Please count the lines below that contain the word "inclusiv", and reply with that number alone.

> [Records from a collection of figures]
** Begin **
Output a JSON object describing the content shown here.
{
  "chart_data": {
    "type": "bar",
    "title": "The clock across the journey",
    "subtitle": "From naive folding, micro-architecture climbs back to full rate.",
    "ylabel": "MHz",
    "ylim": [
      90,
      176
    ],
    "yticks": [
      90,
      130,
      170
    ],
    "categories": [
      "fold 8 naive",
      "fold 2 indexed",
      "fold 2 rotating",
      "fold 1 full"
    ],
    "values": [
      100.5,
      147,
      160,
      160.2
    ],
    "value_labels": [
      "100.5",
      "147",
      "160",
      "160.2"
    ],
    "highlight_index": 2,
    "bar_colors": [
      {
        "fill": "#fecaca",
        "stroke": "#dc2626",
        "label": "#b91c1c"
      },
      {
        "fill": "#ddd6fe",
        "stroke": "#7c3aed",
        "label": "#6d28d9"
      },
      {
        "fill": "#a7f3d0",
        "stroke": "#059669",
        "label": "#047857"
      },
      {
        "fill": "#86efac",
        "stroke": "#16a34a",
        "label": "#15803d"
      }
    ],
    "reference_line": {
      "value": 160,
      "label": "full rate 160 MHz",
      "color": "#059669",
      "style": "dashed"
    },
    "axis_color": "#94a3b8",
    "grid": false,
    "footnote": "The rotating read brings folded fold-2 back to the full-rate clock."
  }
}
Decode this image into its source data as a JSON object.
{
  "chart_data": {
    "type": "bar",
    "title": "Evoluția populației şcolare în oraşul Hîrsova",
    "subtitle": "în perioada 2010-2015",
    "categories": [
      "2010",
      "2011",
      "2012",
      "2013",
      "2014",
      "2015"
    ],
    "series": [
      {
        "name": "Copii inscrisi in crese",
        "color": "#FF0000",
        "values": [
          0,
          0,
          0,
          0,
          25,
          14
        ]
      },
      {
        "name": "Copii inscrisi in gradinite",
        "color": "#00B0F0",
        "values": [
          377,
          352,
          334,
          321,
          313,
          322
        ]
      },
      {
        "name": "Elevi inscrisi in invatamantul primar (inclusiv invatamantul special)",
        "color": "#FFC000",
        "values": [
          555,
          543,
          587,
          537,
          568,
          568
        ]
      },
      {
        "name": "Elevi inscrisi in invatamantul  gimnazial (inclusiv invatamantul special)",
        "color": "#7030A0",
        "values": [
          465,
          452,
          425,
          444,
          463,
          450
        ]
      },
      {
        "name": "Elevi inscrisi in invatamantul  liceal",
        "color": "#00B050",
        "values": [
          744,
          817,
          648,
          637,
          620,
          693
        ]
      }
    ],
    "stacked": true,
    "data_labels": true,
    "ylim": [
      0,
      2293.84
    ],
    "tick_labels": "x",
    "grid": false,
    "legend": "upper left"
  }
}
** End **
> [Finished task] 2